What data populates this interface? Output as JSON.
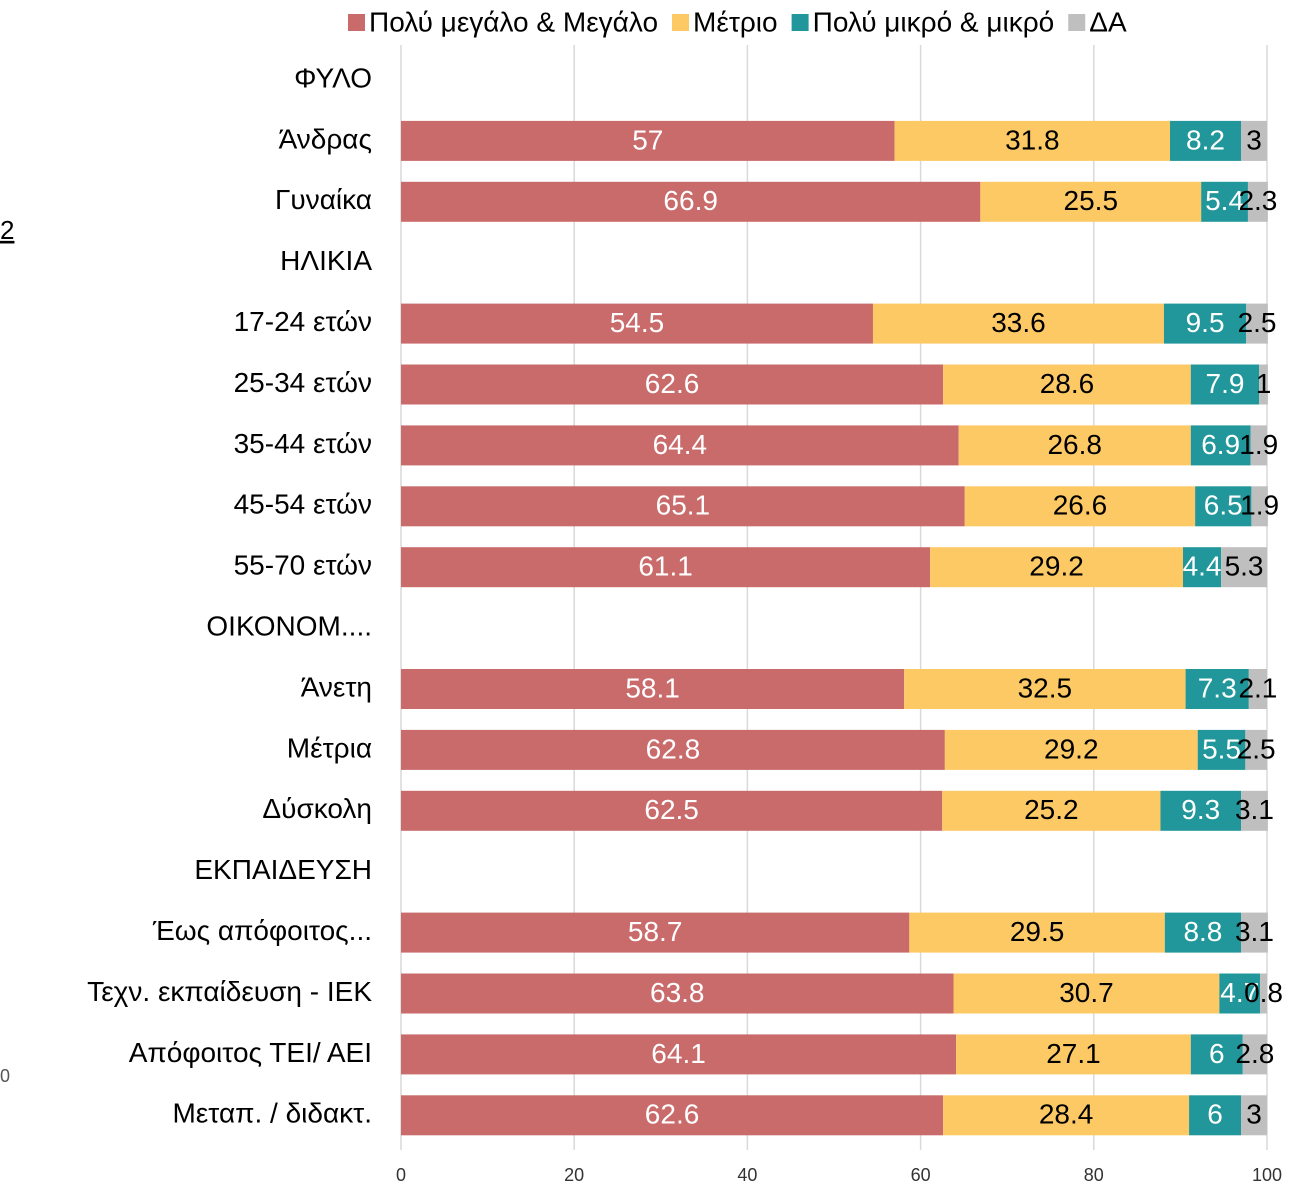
{
  "chart_data": {
    "type": "stacked-barh",
    "categories": [
      "ΦΥΛΟ",
      "Άνδρας",
      "Γυναίκα",
      "ΗΛΙΚΙΑ",
      "17-24 ετών",
      "25-34 ετών",
      "35-44 ετών",
      "45-54 ετών",
      "55-70 ετών",
      "ΟΙΚΟΝΟΜ....",
      "Άνετη",
      "Μέτρια",
      "Δύσκολη",
      "ΕΚΠΑΙΔΕΥΣΗ",
      "Έως απόφοιτος...",
      "Τεχν. εκπαίδευση - ΙΕΚ",
      "Απόφοιτος ΤΕΙ/ ΑΕΙ",
      "Μεταπ. / διδακτ."
    ],
    "series": [
      {
        "name": "Πολύ μεγάλο & Μεγάλο",
        "color": "#c96b6b",
        "label_color": "#ffffff",
        "values": [
          null,
          57,
          66.9,
          null,
          54.5,
          62.6,
          64.4,
          65.1,
          61.1,
          null,
          58.1,
          62.8,
          62.5,
          null,
          58.7,
          63.8,
          64.1,
          62.6
        ]
      },
      {
        "name": "Μέτριο",
        "color": "#fdc965",
        "label_color": "#000000",
        "values": [
          null,
          31.8,
          25.5,
          null,
          33.6,
          28.6,
          26.8,
          26.6,
          29.2,
          null,
          32.5,
          29.2,
          25.2,
          null,
          29.5,
          30.7,
          27.1,
          28.4
        ]
      },
      {
        "name": "Πολύ μικρό & μικρό",
        "color": "#21979b",
        "label_color": "#ffffff",
        "values": [
          null,
          8.2,
          5.4,
          null,
          9.5,
          7.9,
          6.9,
          6.5,
          4.4,
          null,
          7.3,
          5.5,
          9.3,
          null,
          8.8,
          4.7,
          6,
          6
        ]
      },
      {
        "name": "ΔΑ",
        "color": "#bfbfbf",
        "label_color": "#000000",
        "values": [
          null,
          3,
          2.3,
          null,
          2.5,
          1,
          1.9,
          1.9,
          5.3,
          null,
          2.1,
          2.5,
          3.1,
          null,
          3.1,
          0.8,
          2.8,
          3
        ]
      }
    ],
    "xlim": [
      0,
      100
    ],
    "xticks": [
      0,
      20,
      40,
      60,
      80,
      100
    ],
    "grid": true,
    "legend": "top-right",
    "annotations": [
      "2",
      "0"
    ]
  }
}
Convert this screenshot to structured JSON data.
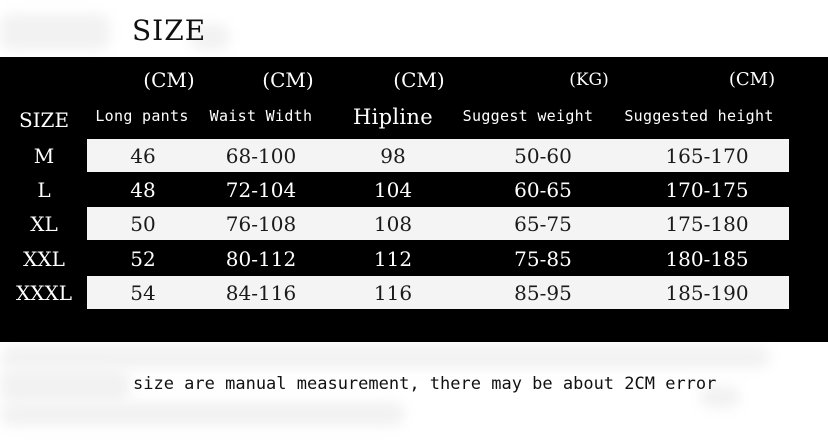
{
  "title": "SIZE",
  "table": {
    "units": [
      "(CM)",
      "(CM)",
      "(CM)",
      "(KG)",
      "(CM)"
    ],
    "size_header": "SIZE",
    "columns": [
      "Long pants",
      "Waist Width",
      "Hipline",
      "Suggest weight",
      "Suggested height"
    ],
    "rows": [
      {
        "size": "M",
        "cells": [
          "46",
          "68-100",
          "98",
          "50-60",
          "165-170"
        ]
      },
      {
        "size": "L",
        "cells": [
          "48",
          "72-104",
          "104",
          "60-65",
          "170-175"
        ]
      },
      {
        "size": "XL",
        "cells": [
          "50",
          "76-108",
          "108",
          "65-75",
          "175-180"
        ]
      },
      {
        "size": "XXL",
        "cells": [
          "52",
          "80-112",
          "112",
          "75-85",
          "180-185"
        ]
      },
      {
        "size": "XXXL",
        "cells": [
          "54",
          "84-116",
          "116",
          "85-95",
          "185-190"
        ]
      }
    ]
  },
  "note": "size are manual measurement, there may be about 2CM error",
  "colors": {
    "panel": "#000000",
    "light_band": "#f4f4f4",
    "text_dark": "#111111",
    "text_light": "#ffffff"
  }
}
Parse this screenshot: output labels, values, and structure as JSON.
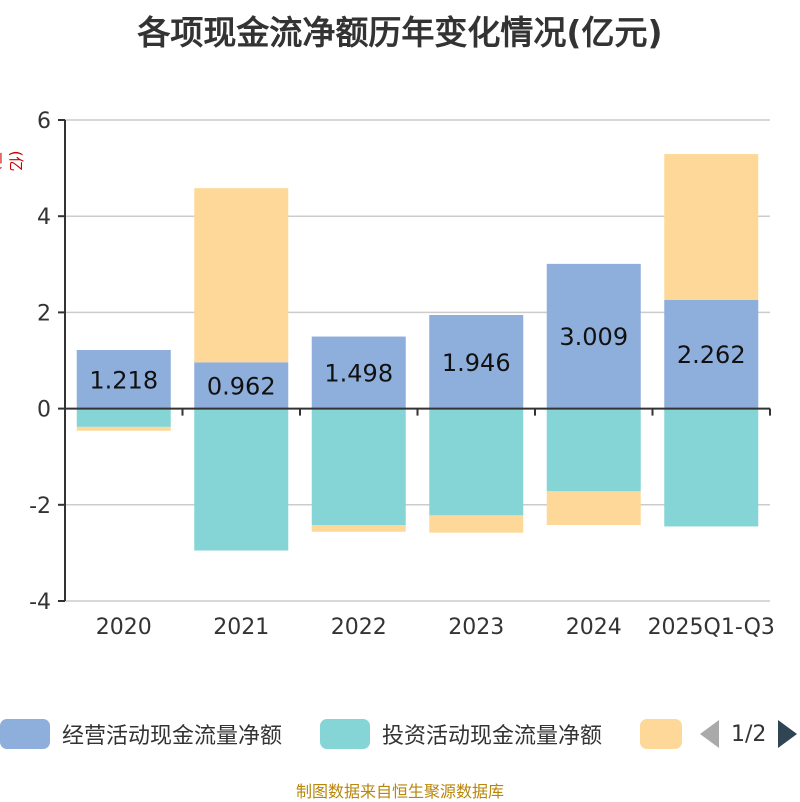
{
  "chart_data": {
    "type": "bar",
    "stacked": true,
    "title": "各项现金流净额历年变化情况(亿元)",
    "ylabel": "(亿元)",
    "xlabel": "",
    "categories": [
      "2020",
      "2021",
      "2022",
      "2023",
      "2024",
      "2025Q1-Q3"
    ],
    "ylim": [
      -4,
      6
    ],
    "yticks": [
      -4,
      -2,
      0,
      2,
      4,
      6
    ],
    "grid": true,
    "series": [
      {
        "name": "经营活动现金流量净额",
        "color": "#8eaedb",
        "values": [
          1.218,
          0.962,
          1.498,
          1.946,
          3.009,
          2.262
        ],
        "labels": [
          "1.218",
          "0.962",
          "1.498",
          "1.946",
          "3.009",
          "2.262"
        ]
      },
      {
        "name": "投资活动现金流量净额",
        "color": "#86d5d6",
        "values": [
          -0.38,
          -2.95,
          -2.42,
          -2.22,
          -1.72,
          -2.45
        ]
      },
      {
        "name": "",
        "color": "#fed898",
        "values": [
          -0.08,
          3.62,
          -0.14,
          -0.36,
          -0.7,
          3.03
        ]
      }
    ],
    "legend": {
      "position": "bottom",
      "pager": "1/2"
    }
  },
  "source": "制图数据来自恒生聚源数据库"
}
==================================================
WHAT YOU ARE ASKED TO DO:
Quote the data above in full and without alteration; skip the pictures.

EXERCISE RESPONSE:
What data populates this interface? Output as JSON.
{
  "chart_data": {
    "type": "stacked-barh",
    "categories": [
      "ΦΥΛΟ",
      "Άνδρας",
      "Γυναίκα",
      "ΗΛΙΚΙΑ",
      "17-24 ετών",
      "25-34 ετών",
      "35-44 ετών",
      "45-54 ετών",
      "55-70 ετών",
      "ΟΙΚΟΝΟΜ....",
      "Άνετη",
      "Μέτρια",
      "Δύσκολη",
      "ΕΚΠΑΙΔΕΥΣΗ",
      "Έως απόφοιτος...",
      "Τεχν. εκπαίδευση - ΙΕΚ",
      "Απόφοιτος ΤΕΙ/ ΑΕΙ",
      "Μεταπ. / διδακτ."
    ],
    "series": [
      {
        "name": "Πολύ μεγάλο & Μεγάλο",
        "color": "#c96b6b",
        "label_color": "#ffffff",
        "values": [
          null,
          57,
          66.9,
          null,
          54.5,
          62.6,
          64.4,
          65.1,
          61.1,
          null,
          58.1,
          62.8,
          62.5,
          null,
          58.7,
          63.8,
          64.1,
          62.6
        ]
      },
      {
        "name": "Μέτριο",
        "color": "#fdc965",
        "label_color": "#000000",
        "values": [
          null,
          31.8,
          25.5,
          null,
          33.6,
          28.6,
          26.8,
          26.6,
          29.2,
          null,
          32.5,
          29.2,
          25.2,
          null,
          29.5,
          30.7,
          27.1,
          28.4
        ]
      },
      {
        "name": "Πολύ μικρό & μικρό",
        "color": "#21979b",
        "label_color": "#ffffff",
        "values": [
          null,
          8.2,
          5.4,
          null,
          9.5,
          7.9,
          6.9,
          6.5,
          4.4,
          null,
          7.3,
          5.5,
          9.3,
          null,
          8.8,
          4.7,
          6,
          6
        ]
      },
      {
        "name": "ΔΑ",
        "color": "#bfbfbf",
        "label_color": "#000000",
        "values": [
          null,
          3,
          2.3,
          null,
          2.5,
          1,
          1.9,
          1.9,
          5.3,
          null,
          2.1,
          2.5,
          3.1,
          null,
          3.1,
          0.8,
          2.8,
          3
        ]
      }
    ],
    "xlim": [
      0,
      100
    ],
    "xticks": [
      0,
      20,
      40,
      60,
      80,
      100
    ],
    "grid": true,
    "legend": "top-right",
    "annotations": [
      "2",
      "0"
    ]
  }
}
Convert this screenshot to structured JSON data.
{
  "title": "SIZE",
  "table": {
    "units": [
      "(CM)",
      "(CM)",
      "(CM)",
      "(KG)",
      "(CM)"
    ],
    "size_header": "SIZE",
    "columns": [
      "Long pants",
      "Waist Width",
      "Hipline",
      "Suggest weight",
      "Suggested height"
    ],
    "rows": [
      {
        "size": "M",
        "cells": [
          "46",
          "68-100",
          "98",
          "50-60",
          "165-170"
        ]
      },
      {
        "size": "L",
        "cells": [
          "48",
          "72-104",
          "104",
          "60-65",
          "170-175"
        ]
      },
      {
        "size": "XL",
        "cells": [
          "50",
          "76-108",
          "108",
          "65-75",
          "175-180"
        ]
      },
      {
        "size": "XXL",
        "cells": [
          "52",
          "80-112",
          "112",
          "75-85",
          "180-185"
        ]
      },
      {
        "size": "XXXL",
        "cells": [
          "54",
          "84-116",
          "116",
          "85-95",
          "185-190"
        ]
      }
    ]
  },
  "note": "size are manual measurement, there may be about 2CM error",
  "colors": {
    "panel": "#000000",
    "light_band": "#f4f4f4",
    "text_dark": "#111111",
    "text_light": "#ffffff"
  }
}
Parse this screenshot: output labels, values, and structure as JSON.
{
  "chart_data": {
    "type": "bar",
    "stacked": true,
    "title": "各项现金流净额历年变化情况(亿元)",
    "ylabel": "(亿元)",
    "xlabel": "",
    "categories": [
      "2020",
      "2021",
      "2022",
      "2023",
      "2024",
      "2025Q1-Q3"
    ],
    "ylim": [
      -4,
      6
    ],
    "yticks": [
      -4,
      -2,
      0,
      2,
      4,
      6
    ],
    "grid": true,
    "series": [
      {
        "name": "经营活动现金流量净额",
        "color": "#8eaedb",
        "values": [
          1.218,
          0.962,
          1.498,
          1.946,
          3.009,
          2.262
        ],
        "labels": [
          "1.218",
          "0.962",
          "1.498",
          "1.946",
          "3.009",
          "2.262"
        ]
      },
      {
        "name": "投资活动现金流量净额",
        "color": "#86d5d6",
        "values": [
          -0.38,
          -2.95,
          -2.42,
          -2.22,
          -1.72,
          -2.45
        ]
      },
      {
        "name": "",
        "color": "#fed898",
        "values": [
          -0.08,
          3.62,
          -0.14,
          -0.36,
          -0.7,
          3.03
        ]
      }
    ],
    "legend": {
      "position": "bottom",
      "pager": "1/2"
    }
  },
  "source": "制图数据来自恒生聚源数据库"
}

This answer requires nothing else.